Print the listing below in its entirety, character for character.

-- start RECORD LIST --

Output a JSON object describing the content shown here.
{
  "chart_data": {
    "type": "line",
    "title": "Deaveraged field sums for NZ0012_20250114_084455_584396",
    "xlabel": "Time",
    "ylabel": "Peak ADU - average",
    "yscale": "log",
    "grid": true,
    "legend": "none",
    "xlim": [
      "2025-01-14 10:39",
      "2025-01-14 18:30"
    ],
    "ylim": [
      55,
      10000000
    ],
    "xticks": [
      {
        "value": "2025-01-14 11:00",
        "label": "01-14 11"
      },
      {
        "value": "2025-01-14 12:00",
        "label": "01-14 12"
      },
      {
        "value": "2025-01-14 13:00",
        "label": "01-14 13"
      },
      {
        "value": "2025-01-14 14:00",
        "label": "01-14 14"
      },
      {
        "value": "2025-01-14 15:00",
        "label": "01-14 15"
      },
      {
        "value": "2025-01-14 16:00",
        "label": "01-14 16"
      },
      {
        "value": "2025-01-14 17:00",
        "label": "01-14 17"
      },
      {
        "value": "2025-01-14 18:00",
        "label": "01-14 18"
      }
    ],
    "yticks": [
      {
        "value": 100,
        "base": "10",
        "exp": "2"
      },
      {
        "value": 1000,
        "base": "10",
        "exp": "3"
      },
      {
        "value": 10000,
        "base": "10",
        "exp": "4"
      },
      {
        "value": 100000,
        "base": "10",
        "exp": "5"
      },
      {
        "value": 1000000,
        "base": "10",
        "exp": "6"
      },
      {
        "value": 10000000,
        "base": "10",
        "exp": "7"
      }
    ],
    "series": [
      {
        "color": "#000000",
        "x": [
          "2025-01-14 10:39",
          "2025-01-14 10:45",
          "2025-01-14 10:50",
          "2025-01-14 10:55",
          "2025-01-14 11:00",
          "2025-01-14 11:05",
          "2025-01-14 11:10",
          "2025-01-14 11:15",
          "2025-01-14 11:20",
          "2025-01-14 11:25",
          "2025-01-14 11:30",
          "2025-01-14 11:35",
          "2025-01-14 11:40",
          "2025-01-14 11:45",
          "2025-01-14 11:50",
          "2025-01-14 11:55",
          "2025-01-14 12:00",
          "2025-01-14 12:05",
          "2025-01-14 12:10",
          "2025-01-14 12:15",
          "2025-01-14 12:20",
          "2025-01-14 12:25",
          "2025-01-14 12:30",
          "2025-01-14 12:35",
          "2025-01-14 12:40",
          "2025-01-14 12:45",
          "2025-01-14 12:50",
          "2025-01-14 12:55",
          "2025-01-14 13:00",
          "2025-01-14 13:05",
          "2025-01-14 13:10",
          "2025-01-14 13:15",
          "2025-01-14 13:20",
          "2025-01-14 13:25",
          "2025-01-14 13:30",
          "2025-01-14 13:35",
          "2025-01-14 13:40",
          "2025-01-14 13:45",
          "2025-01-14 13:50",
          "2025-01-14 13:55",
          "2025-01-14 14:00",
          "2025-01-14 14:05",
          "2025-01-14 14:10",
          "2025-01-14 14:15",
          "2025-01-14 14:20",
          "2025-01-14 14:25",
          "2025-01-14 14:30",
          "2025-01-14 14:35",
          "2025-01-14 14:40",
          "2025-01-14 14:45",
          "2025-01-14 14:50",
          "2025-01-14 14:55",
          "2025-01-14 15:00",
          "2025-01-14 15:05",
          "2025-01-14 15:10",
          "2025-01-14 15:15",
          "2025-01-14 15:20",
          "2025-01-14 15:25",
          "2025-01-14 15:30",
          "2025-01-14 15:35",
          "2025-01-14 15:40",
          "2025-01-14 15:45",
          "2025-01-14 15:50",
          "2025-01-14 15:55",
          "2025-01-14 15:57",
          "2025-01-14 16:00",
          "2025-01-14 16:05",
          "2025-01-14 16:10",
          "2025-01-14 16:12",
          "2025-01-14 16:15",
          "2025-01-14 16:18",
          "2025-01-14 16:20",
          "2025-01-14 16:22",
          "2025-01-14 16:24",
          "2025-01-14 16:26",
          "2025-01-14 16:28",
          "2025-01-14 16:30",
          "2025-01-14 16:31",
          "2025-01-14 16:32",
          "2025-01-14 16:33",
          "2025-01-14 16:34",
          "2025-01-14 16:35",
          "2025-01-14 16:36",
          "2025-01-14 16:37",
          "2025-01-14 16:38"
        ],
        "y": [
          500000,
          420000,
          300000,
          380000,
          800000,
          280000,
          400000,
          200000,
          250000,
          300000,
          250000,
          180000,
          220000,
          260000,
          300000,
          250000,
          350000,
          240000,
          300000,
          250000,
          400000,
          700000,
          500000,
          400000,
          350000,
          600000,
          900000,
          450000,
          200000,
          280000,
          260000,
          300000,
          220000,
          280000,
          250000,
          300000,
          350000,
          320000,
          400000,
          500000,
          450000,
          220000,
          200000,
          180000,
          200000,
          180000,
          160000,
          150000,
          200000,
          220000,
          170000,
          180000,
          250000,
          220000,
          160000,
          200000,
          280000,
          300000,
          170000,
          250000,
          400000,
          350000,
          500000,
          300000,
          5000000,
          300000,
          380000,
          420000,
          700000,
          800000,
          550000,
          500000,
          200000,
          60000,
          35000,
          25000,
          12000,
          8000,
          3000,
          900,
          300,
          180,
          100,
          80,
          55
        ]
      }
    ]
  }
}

-- end RECORD LIST --

RESPONSE:
Output a JSON object describing the content shown here.
{
  "chart_data": {
    "type": "line",
    "title": "Deaveraged field sums for NZ0012_20250114_084455_584396",
    "xlabel": "Time",
    "ylabel": "Peak ADU - average",
    "yscale": "log",
    "grid": true,
    "legend": "none",
    "xlim": [
      "2025-01-14 10:39",
      "2025-01-14 18:30"
    ],
    "ylim": [
      55,
      10000000
    ],
    "xticks": [
      {
        "value": "2025-01-14 11:00",
        "label": "01-14 11"
      },
      {
        "value": "2025-01-14 12:00",
        "label": "01-14 12"
      },
      {
        "value": "2025-01-14 13:00",
        "label": "01-14 13"
      },
      {
        "value": "2025-01-14 14:00",
        "label": "01-14 14"
      },
      {
        "value": "2025-01-14 15:00",
        "label": "01-14 15"
      },
      {
        "value": "2025-01-14 16:00",
        "label": "01-14 16"
      },
      {
        "value": "2025-01-14 17:00",
        "label": "01-14 17"
      },
      {
        "value": "2025-01-14 18:00",
        "label": "01-14 18"
      }
    ],
    "yticks": [
      {
        "value": 100,
        "base": "10",
        "exp": "2"
      },
      {
        "value": 1000,
        "base": "10",
        "exp": "3"
      },
      {
        "value": 10000,
        "base": "10",
        "exp": "4"
      },
      {
        "value": 100000,
        "base": "10",
        "exp": "5"
      },
      {
        "value": 1000000,
        "base": "10",
        "exp": "6"
      },
      {
        "value": 10000000,
        "base": "10",
        "exp": "7"
      }
    ],
    "series": [
      {
        "color": "#000000",
        "x": [
          "2025-01-14 10:39",
          "2025-01-14 10:45",
          "2025-01-14 10:50",
          "2025-01-14 10:55",
          "2025-01-14 11:00",
          "2025-01-14 11:05",
          "2025-01-14 11:10",
          "2025-01-14 11:15",
          "2025-01-14 11:20",
          "2025-01-14 11:25",
          "2025-01-14 11:30",
          "2025-01-14 11:35",
          "2025-01-14 11:40",
          "2025-01-14 11:45",
          "2025-01-14 11:50",
          "2025-01-14 11:55",
          "2025-01-14 12:00",
          "2025-01-14 12:05",
          "2025-01-14 12:10",
          "2025-01-14 12:15",
          "2025-01-14 12:20",
          "2025-01-14 12:25",
          "2025-01-14 12:30",
          "2025-01-14 12:35",
          "2025-01-14 12:40",
          "2025-01-14 12:45",
          "2025-01-14 12:50",
          "2025-01-14 12:55",
          "2025-01-14 13:00",
          "2025-01-14 13:05",
          "2025-01-14 13:10",
          "2025-01-14 13:15",
          "2025-01-14 13:20",
          "2025-01-14 13:25",
          "2025-01-14 13:30",
          "2025-01-14 13:35",
          "2025-01-14 13:40",
          "2025-01-14 13:45",
          "2025-01-14 13:50",
          "2025-01-14 13:55",
          "2025-01-14 14:00",
          "2025-01-14 14:05",
          "2025-01-14 14:10",
          "2025-01-14 14:15",
          "2025-01-14 14:20",
          "2025-01-14 14:25",
          "2025-01-14 14:30",
          "2025-01-14 14:35",
          "2025-01-14 14:40",
          "2025-01-14 14:45",
          "2025-01-14 14:50",
          "2025-01-14 14:55",
          "2025-01-14 15:00",
          "2025-01-14 15:05",
          "2025-01-14 15:10",
          "2025-01-14 15:15",
          "2025-01-14 15:20",
          "2025-01-14 15:25",
          "2025-01-14 15:30",
          "2025-01-14 15:35",
          "2025-01-14 15:40",
          "2025-01-14 15:45",
          "2025-01-14 15:50",
          "2025-01-14 15:55",
          "2025-01-14 15:57",
          "2025-01-14 16:00",
          "2025-01-14 16:05",
          "2025-01-14 16:10",
          "2025-01-14 16:12",
          "2025-01-14 16:15",
          "2025-01-14 16:18",
          "2025-01-14 16:20",
          "2025-01-14 16:22",
          "2025-01-14 16:24",
          "2025-01-14 16:26",
          "2025-01-14 16:28",
          "2025-01-14 16:30",
          "2025-01-14 16:31",
          "2025-01-14 16:32",
          "2025-01-14 16:33",
          "2025-01-14 16:34",
          "2025-01-14 16:35",
          "2025-01-14 16:36",
          "2025-01-14 16:37",
          "2025-01-14 16:38"
        ],
        "y": [
          500000,
          420000,
          300000,
          380000,
          800000,
          280000,
          400000,
          200000,
          250000,
          300000,
          250000,
          180000,
          220000,
          260000,
          300000,
          250000,
          350000,
          240000,
          300000,
          250000,
          400000,
          700000,
          500000,
          400000,
          350000,
          600000,
          900000,
          450000,
          200000,
          280000,
          260000,
          300000,
          220000,
          280000,
          250000,
          300000,
          350000,
          320000,
          400000,
          500000,
          450000,
          220000,
          200000,
          180000,
          200000,
          180000,
          160000,
          150000,
          200000,
          220000,
          170000,
          180000,
          250000,
          220000,
          160000,
          200000,
          280000,
          300000,
          170000,
          250000,
          400000,
          350000,
          500000,
          300000,
          5000000,
          300000,
          380000,
          420000,
          700000,
          800000,
          550000,
          500000,
          200000,
          60000,
          35000,
          25000,
          12000,
          8000,
          3000,
          900,
          300,
          180,
          100,
          80,
          55
        ]
      }
    ]
  }
}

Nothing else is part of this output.